Task directions: From the line with "Decode this image" through the final line, please write out the listing exactly, including both of those lines.

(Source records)
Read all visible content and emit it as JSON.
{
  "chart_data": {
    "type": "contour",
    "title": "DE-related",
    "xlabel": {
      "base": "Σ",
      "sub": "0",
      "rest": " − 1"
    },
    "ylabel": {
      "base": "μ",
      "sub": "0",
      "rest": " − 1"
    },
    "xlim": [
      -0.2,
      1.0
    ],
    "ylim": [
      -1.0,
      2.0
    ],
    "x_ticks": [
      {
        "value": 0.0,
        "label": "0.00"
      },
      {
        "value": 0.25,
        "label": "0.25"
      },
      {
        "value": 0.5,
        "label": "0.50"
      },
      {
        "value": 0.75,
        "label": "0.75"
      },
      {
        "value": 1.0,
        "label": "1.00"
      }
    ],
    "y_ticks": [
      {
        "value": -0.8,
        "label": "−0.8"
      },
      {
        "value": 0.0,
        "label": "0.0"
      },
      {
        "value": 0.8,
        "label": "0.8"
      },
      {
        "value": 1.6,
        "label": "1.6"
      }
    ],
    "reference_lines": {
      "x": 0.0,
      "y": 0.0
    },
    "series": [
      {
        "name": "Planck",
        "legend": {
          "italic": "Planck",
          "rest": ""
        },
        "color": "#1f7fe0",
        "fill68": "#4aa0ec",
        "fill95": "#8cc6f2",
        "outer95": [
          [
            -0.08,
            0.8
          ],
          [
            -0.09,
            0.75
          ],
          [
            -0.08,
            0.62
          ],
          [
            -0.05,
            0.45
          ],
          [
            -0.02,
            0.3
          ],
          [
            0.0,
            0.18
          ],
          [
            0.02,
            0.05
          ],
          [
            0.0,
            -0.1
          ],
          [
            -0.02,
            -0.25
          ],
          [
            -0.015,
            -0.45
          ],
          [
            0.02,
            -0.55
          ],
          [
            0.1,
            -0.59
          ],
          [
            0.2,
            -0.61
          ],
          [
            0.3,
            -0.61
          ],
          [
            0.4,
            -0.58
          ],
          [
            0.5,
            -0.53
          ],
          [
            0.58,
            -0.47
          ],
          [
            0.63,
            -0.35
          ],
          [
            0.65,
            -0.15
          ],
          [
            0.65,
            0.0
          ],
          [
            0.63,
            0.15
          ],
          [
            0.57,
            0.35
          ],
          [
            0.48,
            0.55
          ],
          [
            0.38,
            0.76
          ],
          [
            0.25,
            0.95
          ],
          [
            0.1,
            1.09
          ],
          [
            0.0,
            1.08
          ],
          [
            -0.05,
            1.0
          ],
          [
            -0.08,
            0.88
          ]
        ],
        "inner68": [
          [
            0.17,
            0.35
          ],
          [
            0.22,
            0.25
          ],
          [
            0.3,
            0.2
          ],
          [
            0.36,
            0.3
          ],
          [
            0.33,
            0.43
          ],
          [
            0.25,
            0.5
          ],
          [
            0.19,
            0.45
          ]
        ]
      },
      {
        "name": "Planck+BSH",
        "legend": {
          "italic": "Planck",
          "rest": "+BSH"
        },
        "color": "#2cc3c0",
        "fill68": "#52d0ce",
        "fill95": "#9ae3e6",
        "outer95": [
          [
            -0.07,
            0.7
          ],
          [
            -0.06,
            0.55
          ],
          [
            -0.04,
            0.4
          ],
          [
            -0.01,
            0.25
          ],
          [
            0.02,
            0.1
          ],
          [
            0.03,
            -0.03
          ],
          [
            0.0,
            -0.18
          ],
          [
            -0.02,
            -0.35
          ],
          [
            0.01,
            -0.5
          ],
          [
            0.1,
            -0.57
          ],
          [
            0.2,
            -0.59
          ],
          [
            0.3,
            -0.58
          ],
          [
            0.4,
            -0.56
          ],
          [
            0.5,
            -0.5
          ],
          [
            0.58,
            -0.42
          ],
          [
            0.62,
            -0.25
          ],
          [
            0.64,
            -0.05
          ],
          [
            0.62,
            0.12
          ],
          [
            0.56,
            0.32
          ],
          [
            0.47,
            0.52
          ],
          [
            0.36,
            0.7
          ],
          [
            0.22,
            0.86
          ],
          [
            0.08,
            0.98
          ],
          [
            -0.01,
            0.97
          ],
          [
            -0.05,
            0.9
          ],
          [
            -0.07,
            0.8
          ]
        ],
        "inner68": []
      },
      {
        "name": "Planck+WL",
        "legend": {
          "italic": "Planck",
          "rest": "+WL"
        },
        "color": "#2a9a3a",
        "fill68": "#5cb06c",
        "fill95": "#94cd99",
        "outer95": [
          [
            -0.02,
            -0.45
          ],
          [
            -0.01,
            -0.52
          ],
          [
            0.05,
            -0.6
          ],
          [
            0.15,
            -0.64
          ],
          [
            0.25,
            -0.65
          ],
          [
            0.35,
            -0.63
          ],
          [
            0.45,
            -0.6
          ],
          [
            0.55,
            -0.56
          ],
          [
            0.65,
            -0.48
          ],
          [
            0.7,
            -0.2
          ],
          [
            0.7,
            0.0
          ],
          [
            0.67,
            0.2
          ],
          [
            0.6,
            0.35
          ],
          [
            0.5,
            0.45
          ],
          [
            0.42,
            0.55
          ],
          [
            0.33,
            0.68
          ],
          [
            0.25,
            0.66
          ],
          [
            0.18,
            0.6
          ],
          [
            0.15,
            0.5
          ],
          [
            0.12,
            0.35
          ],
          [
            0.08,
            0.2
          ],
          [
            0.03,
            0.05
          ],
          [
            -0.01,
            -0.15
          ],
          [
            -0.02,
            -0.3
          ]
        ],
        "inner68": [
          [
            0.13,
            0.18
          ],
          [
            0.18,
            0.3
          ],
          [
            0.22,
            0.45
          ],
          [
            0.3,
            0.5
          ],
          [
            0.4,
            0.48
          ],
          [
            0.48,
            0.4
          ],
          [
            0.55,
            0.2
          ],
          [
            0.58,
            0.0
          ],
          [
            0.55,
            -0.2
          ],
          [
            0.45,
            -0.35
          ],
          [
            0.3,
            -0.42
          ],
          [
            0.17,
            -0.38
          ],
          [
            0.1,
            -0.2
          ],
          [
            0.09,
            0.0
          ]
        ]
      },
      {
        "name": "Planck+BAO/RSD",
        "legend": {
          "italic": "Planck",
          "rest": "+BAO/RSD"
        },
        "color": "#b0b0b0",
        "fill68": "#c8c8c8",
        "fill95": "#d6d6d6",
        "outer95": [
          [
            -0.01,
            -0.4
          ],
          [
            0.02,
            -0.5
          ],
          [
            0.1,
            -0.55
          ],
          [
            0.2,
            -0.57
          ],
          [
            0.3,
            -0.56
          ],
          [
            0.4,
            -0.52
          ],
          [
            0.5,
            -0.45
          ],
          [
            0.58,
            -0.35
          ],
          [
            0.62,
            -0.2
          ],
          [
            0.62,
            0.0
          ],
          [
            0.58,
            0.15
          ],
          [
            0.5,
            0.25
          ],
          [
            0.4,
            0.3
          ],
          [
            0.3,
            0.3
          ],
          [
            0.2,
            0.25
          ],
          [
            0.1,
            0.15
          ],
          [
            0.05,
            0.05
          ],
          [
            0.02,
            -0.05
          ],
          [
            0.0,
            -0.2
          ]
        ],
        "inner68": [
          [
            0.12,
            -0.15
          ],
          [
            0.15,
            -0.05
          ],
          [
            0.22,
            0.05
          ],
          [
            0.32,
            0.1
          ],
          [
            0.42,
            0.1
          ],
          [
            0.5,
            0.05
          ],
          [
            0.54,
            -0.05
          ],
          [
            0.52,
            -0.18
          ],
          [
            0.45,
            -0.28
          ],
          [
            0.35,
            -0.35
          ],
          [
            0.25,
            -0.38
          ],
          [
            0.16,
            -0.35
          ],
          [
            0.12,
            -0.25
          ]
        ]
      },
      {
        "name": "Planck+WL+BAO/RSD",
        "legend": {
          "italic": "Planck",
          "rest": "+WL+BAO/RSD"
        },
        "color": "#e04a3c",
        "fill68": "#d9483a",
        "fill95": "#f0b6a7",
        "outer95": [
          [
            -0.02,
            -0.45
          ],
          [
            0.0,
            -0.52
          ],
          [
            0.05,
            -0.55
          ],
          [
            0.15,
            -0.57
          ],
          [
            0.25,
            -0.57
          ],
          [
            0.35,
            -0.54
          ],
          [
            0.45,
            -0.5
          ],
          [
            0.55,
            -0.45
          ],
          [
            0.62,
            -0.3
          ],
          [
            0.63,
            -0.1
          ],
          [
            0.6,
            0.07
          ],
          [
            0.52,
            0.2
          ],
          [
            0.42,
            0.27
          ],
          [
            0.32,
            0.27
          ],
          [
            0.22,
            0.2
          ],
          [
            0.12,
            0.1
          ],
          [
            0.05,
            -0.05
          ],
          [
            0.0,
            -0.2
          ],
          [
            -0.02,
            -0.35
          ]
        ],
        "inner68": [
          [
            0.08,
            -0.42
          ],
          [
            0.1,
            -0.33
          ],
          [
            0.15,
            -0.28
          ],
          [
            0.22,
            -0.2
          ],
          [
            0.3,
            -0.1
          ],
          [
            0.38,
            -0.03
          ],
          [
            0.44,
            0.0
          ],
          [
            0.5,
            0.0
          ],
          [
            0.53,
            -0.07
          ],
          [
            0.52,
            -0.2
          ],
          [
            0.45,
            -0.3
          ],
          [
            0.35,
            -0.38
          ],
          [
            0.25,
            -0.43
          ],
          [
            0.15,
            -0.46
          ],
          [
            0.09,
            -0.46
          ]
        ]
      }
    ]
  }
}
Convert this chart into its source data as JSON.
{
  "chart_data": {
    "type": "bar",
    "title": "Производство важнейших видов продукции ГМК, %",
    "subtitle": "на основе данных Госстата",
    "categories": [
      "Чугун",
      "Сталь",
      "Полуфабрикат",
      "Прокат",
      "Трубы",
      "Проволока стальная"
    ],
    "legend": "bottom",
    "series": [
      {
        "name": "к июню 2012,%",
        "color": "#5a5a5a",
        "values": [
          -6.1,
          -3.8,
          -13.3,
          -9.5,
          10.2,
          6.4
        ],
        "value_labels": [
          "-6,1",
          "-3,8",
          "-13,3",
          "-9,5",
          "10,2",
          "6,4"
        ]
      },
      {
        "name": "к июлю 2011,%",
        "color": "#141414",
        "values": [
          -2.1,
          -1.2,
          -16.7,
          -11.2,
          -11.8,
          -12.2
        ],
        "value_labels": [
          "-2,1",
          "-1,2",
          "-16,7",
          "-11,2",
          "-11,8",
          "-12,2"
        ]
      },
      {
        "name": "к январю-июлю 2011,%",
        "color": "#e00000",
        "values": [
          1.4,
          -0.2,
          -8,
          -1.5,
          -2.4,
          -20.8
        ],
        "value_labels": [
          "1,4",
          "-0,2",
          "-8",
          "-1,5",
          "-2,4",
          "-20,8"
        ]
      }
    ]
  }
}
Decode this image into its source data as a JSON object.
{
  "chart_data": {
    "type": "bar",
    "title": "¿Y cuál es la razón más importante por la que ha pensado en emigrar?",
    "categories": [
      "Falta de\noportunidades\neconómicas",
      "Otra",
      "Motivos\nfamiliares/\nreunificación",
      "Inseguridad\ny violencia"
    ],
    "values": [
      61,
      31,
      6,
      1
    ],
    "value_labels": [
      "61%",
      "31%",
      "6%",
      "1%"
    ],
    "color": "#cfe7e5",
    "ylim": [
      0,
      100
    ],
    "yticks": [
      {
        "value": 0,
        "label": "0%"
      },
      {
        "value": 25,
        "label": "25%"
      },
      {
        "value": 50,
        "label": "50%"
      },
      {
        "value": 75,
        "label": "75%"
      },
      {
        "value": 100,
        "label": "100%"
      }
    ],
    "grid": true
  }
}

Solution to this task:
Decode this image into its source data as a JSON object.
{
  "chart_data": {
    "type": "bar",
    "title": "¿Y cuál es la razón más importante por la que ha pensado en emigrar?",
    "categories": [
      "Falta de\noportunidades\neconómicas",
      "Otra",
      "Motivos\nfamiliares/\nreunificación",
      "Inseguridad\ny violencia"
    ],
    "values": [
      61,
      31,
      6,
      1
    ],
    "value_labels": [
      "61%",
      "31%",
      "6%",
      "1%"
    ],
    "color": "#cfe7e5",
    "ylim": [
      0,
      100
    ],
    "yticks": [
      {
        "value": 0,
        "label": "0%"
      },
      {
        "value": 25,
        "label": "25%"
      },
      {
        "value": 50,
        "label": "50%"
      },
      {
        "value": 75,
        "label": "75%"
      },
      {
        "value": 100,
        "label": "100%"
      }
    ],
    "grid": true
  }
}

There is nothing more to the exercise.